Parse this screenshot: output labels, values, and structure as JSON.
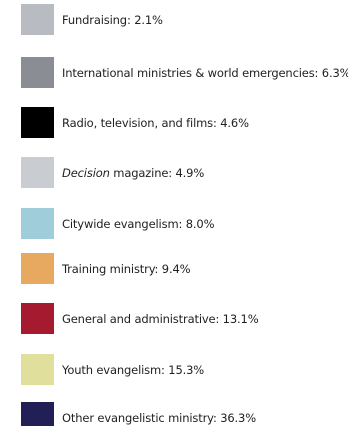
{
  "chart_data": {
    "type": "pie",
    "legend_position": "list",
    "series": [
      {
        "label": "Fundraising",
        "value": 2.1,
        "display": "Fundraising: 2.1%",
        "color": "#b8bcc2"
      },
      {
        "label": "International ministries & world emergencies",
        "value": 6.3,
        "display": "International ministries & world emergencies: 6.3%",
        "color": "#8a8d93"
      },
      {
        "label": "Radio, television, and films",
        "value": 4.6,
        "display": "Radio, television, and films: 4.6%",
        "color": "#000000"
      },
      {
        "label": "Decision magazine",
        "value": 4.9,
        "display_em": "Decision",
        "display_rest": " magazine: 4.9%",
        "color": "#c9ccd1"
      },
      {
        "label": "Citywide evangelism",
        "value": 8.0,
        "display": "Citywide evangelism: 8.0%",
        "color": "#9fcdd9"
      },
      {
        "label": "Training ministry",
        "value": 9.4,
        "display": "Training ministry: 9.4%",
        "color": "#e7a85f"
      },
      {
        "label": "General and administrative",
        "value": 13.1,
        "display": "General and administrative: 13.1%",
        "color": "#a51a2f"
      },
      {
        "label": "Youth evangelism",
        "value": 15.3,
        "display": "Youth evangelism: 15.3%",
        "color": "#e0df9c"
      },
      {
        "label": "Other evangelistic ministry",
        "value": 36.3,
        "display": "Other evangelistic ministry: 36.3%",
        "color": "#221f56"
      }
    ]
  }
}
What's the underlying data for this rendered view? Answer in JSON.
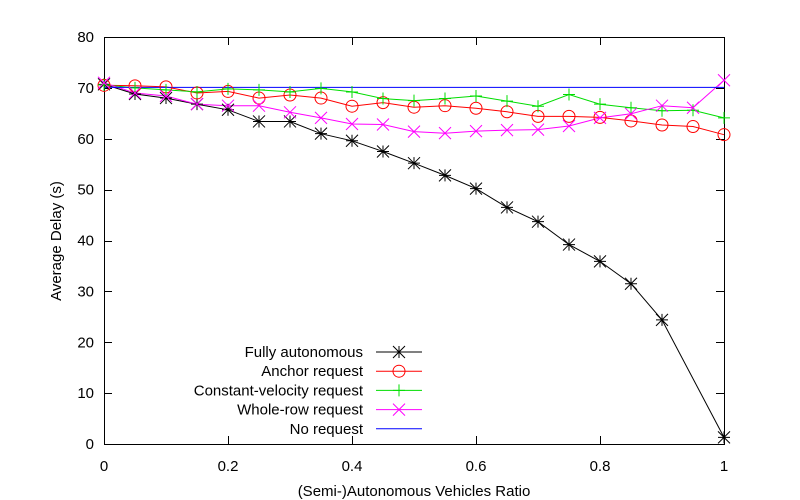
{
  "chart_data": {
    "type": "line",
    "title": "",
    "xlabel": "(Semi-)Autonomous Vehicles Ratio",
    "ylabel": "Average Delay (s)",
    "xlim": [
      0,
      1
    ],
    "ylim": [
      0,
      80
    ],
    "x_ticks": [
      "0",
      "0.2",
      "0.4",
      "0.6",
      "0.8",
      "1"
    ],
    "y_ticks": [
      "0",
      "10",
      "20",
      "30",
      "40",
      "50",
      "60",
      "70",
      "80"
    ],
    "grid": false,
    "legend_position": "bottom-center",
    "x": [
      0,
      0.05,
      0.1,
      0.15,
      0.2,
      0.25,
      0.3,
      0.35,
      0.4,
      0.45,
      0.5,
      0.55,
      0.6,
      0.65,
      0.7,
      0.75,
      0.8,
      0.85,
      0.9,
      0.95,
      1.0
    ],
    "series": [
      {
        "name": "Fully autonomous",
        "color": "#000000",
        "marker": "star",
        "values": [
          70.7,
          68.8,
          68.0,
          66.8,
          65.7,
          63.4,
          63.4,
          61.0,
          59.6,
          57.5,
          55.2,
          52.8,
          50.2,
          46.5,
          43.7,
          39.2,
          35.9,
          31.5,
          24.4,
          null,
          1.3
        ]
      },
      {
        "name": "Anchor request",
        "color": "#ff0000",
        "marker": "circle",
        "values": [
          70.5,
          70.4,
          70.2,
          69.0,
          69.3,
          68.0,
          68.6,
          68.0,
          66.4,
          67.1,
          66.2,
          66.5,
          66.0,
          65.3,
          64.4,
          64.4,
          64.2,
          63.5,
          62.7,
          62.4,
          60.8
        ]
      },
      {
        "name": "Constant-velocity request",
        "color": "#00dd00",
        "marker": "plus",
        "values": [
          70.6,
          70.0,
          69.6,
          69.2,
          69.8,
          69.6,
          69.2,
          69.9,
          69.2,
          67.9,
          67.5,
          67.9,
          68.4,
          67.4,
          66.4,
          68.7,
          66.8,
          66.1,
          65.5,
          65.6,
          64.1
        ]
      },
      {
        "name": "Whole-row request",
        "color": "#ff00ff",
        "marker": "x",
        "values": [
          71.0,
          69.0,
          68.4,
          66.8,
          66.5,
          66.5,
          65.2,
          64.1,
          62.9,
          62.8,
          61.4,
          61.1,
          61.5,
          61.7,
          61.8,
          62.5,
          64.1,
          64.9,
          66.5,
          66.1,
          71.5
        ]
      },
      {
        "name": "No request",
        "color": "#0000ff",
        "marker": "none",
        "values": [
          70.1,
          null,
          null,
          null,
          null,
          null,
          null,
          null,
          null,
          null,
          null,
          null,
          null,
          null,
          null,
          null,
          null,
          null,
          null,
          null,
          70.1
        ]
      }
    ]
  }
}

··········

> [Task brief]
Every entry above needs to be retyped exactly; drop the pictures.

> [Reply]
Parse this screenshot: output labels, values, and structure as JSON.
{
  "chart_data": {
    "type": "pie",
    "legend_position": "list",
    "series": [
      {
        "label": "Fundraising",
        "value": 2.1,
        "display": "Fundraising: 2.1%",
        "color": "#b8bcc2"
      },
      {
        "label": "International ministries & world emergencies",
        "value": 6.3,
        "display": "International ministries & world emergencies: 6.3%",
        "color": "#8a8d93"
      },
      {
        "label": "Radio, television, and films",
        "value": 4.6,
        "display": "Radio, television, and films: 4.6%",
        "color": "#000000"
      },
      {
        "label": "Decision magazine",
        "value": 4.9,
        "display_em": "Decision",
        "display_rest": " magazine: 4.9%",
        "color": "#c9ccd1"
      },
      {
        "label": "Citywide evangelism",
        "value": 8.0,
        "display": "Citywide evangelism: 8.0%",
        "color": "#9fcdd9"
      },
      {
        "label": "Training ministry",
        "value": 9.4,
        "display": "Training ministry: 9.4%",
        "color": "#e7a85f"
      },
      {
        "label": "General and administrative",
        "value": 13.1,
        "display": "General and administrative: 13.1%",
        "color": "#a51a2f"
      },
      {
        "label": "Youth evangelism",
        "value": 15.3,
        "display": "Youth evangelism: 15.3%",
        "color": "#e0df9c"
      },
      {
        "label": "Other evangelistic ministry",
        "value": 36.3,
        "display": "Other evangelistic ministry: 36.3%",
        "color": "#221f56"
      }
    ]
  }
}
What's the underlying data for this rendered view? Answer in JSON.
{
  "chart_data": {
    "type": "line",
    "title": "",
    "xlabel": "(Semi-)Autonomous Vehicles Ratio",
    "ylabel": "Average Delay (s)",
    "xlim": [
      0,
      1
    ],
    "ylim": [
      0,
      80
    ],
    "x_ticks": [
      "0",
      "0.2",
      "0.4",
      "0.6",
      "0.8",
      "1"
    ],
    "y_ticks": [
      "0",
      "10",
      "20",
      "30",
      "40",
      "50",
      "60",
      "70",
      "80"
    ],
    "grid": false,
    "legend_position": "bottom-center",
    "x": [
      0,
      0.05,
      0.1,
      0.15,
      0.2,
      0.25,
      0.3,
      0.35,
      0.4,
      0.45,
      0.5,
      0.55,
      0.6,
      0.65,
      0.7,
      0.75,
      0.8,
      0.85,
      0.9,
      0.95,
      1.0
    ],
    "series": [
      {
        "name": "Fully autonomous",
        "color": "#000000",
        "marker": "star",
        "values": [
          70.7,
          68.8,
          68.0,
          66.8,
          65.7,
          63.4,
          63.4,
          61.0,
          59.6,
          57.5,
          55.2,
          52.8,
          50.2,
          46.5,
          43.7,
          39.2,
          35.9,
          31.5,
          24.4,
          null,
          1.3
        ]
      },
      {
        "name": "Anchor request",
        "color": "#ff0000",
        "marker": "circle",
        "values": [
          70.5,
          70.4,
          70.2,
          69.0,
          69.3,
          68.0,
          68.6,
          68.0,
          66.4,
          67.1,
          66.2,
          66.5,
          66.0,
          65.3,
          64.4,
          64.4,
          64.2,
          63.5,
          62.7,
          62.4,
          60.8
        ]
      },
      {
        "name": "Constant-velocity request",
        "color": "#00dd00",
        "marker": "plus",
        "values": [
          70.6,
          70.0,
          69.6,
          69.2,
          69.8,
          69.6,
          69.2,
          69.9,
          69.2,
          67.9,
          67.5,
          67.9,
          68.4,
          67.4,
          66.4,
          68.7,
          66.8,
          66.1,
          65.5,
          65.6,
          64.1
        ]
      },
      {
        "name": "Whole-row request",
        "color": "#ff00ff",
        "marker": "x",
        "values": [
          71.0,
          69.0,
          68.4,
          66.8,
          66.5,
          66.5,
          65.2,
          64.1,
          62.9,
          62.8,
          61.4,
          61.1,
          61.5,
          61.7,
          61.8,
          62.5,
          64.1,
          64.9,
          66.5,
          66.1,
          71.5
        ]
      },
      {
        "name": "No request",
        "color": "#0000ff",
        "marker": "none",
        "values": [
          70.1,
          null,
          null,
          null,
          null,
          null,
          null,
          null,
          null,
          null,
          null,
          null,
          null,
          null,
          null,
          null,
          null,
          null,
          null,
          null,
          70.1
        ]
      }
    ]
  }
}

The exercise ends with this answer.